Given problem ->
Return each line containing "this".

START Material

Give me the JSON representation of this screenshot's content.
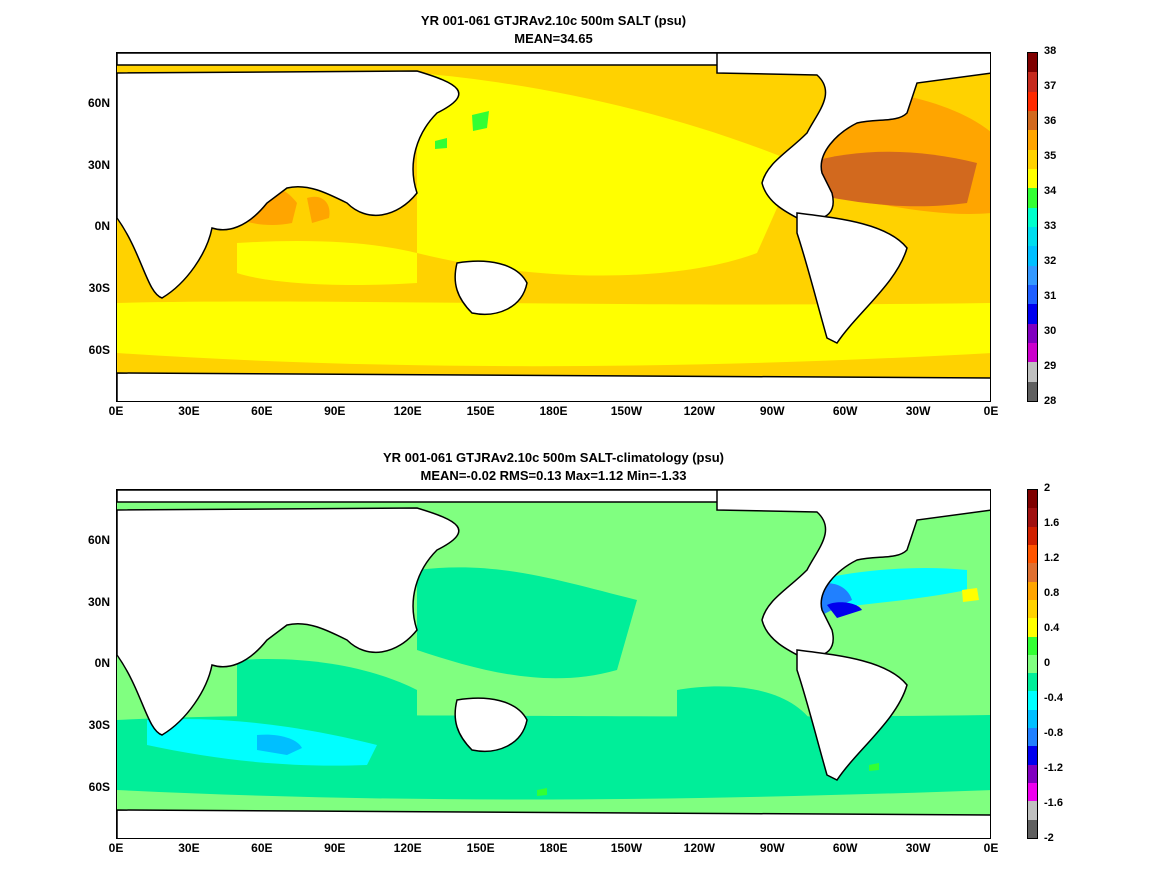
{
  "panels": [
    {
      "title_line1": "YR 001-061 GTJRAv2.10c 500m SALT (psu)",
      "title_line2": "MEAN=34.65",
      "colorbar_labels": [
        "38",
        "37",
        "36",
        "35",
        "34",
        "33",
        "32",
        "31",
        "30",
        "29",
        "28"
      ],
      "colorbar_colors": [
        "#7f0000",
        "#c62a1e",
        "#ff2a00",
        "#d2691e",
        "#ffa500",
        "#ffd200",
        "#ffff00",
        "#33ff33",
        "#00ffcc",
        "#00ddee",
        "#00bfff",
        "#3399ff",
        "#1f5fff",
        "#0000ee",
        "#8000c0",
        "#cc00cc",
        "#c0c0c0",
        "#606060"
      ],
      "ocean_base_color": "#ffd200"
    },
    {
      "title_line1": "YR 001-061 GTJRAv2.10c 500m SALT-climatology (psu)",
      "title_line2": "MEAN=-0.02   RMS=0.13   Max=1.12   Min=-1.33",
      "colorbar_labels": [
        "2",
        "1.6",
        "1.2",
        "0.8",
        "0.4",
        "0",
        "-0.4",
        "-0.8",
        "-1.2",
        "-1.6",
        "-2"
      ],
      "colorbar_colors": [
        "#7f0000",
        "#a01010",
        "#d02000",
        "#ff5500",
        "#e07030",
        "#ffa500",
        "#ffd200",
        "#ffff00",
        "#33ff33",
        "#80ff80",
        "#00ee99",
        "#00ffff",
        "#00bfff",
        "#2080ff",
        "#0000ee",
        "#8000c0",
        "#ee00ee",
        "#c0c0c0",
        "#606060"
      ],
      "ocean_base_color": "#80ff80"
    }
  ],
  "axes": {
    "y_labels": [
      "60N",
      "30N",
      "0N",
      "30S",
      "60S"
    ],
    "x_labels": [
      "0E",
      "30E",
      "60E",
      "90E",
      "120E",
      "150E",
      "180E",
      "150W",
      "120W",
      "90W",
      "60W",
      "30W",
      "0E"
    ]
  }
}
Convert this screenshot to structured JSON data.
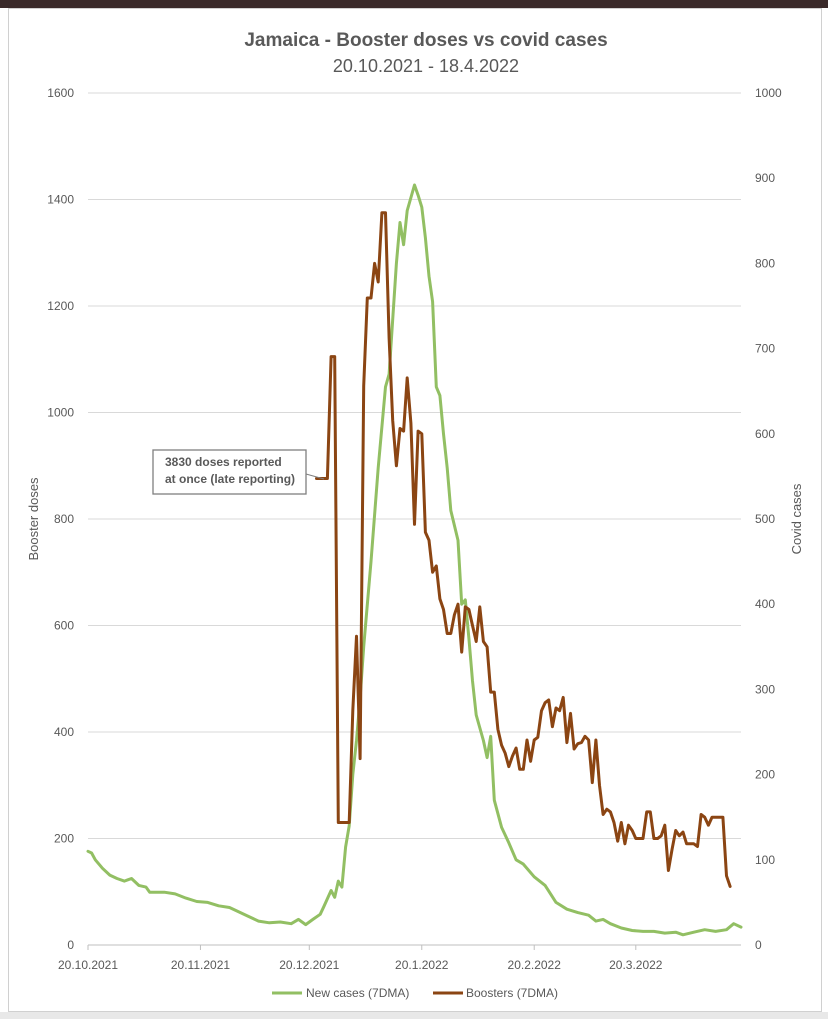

END Material

Finished task ->
Give me the JSON representation of this screenshot's content.
Convert this screenshot to structured JSON data.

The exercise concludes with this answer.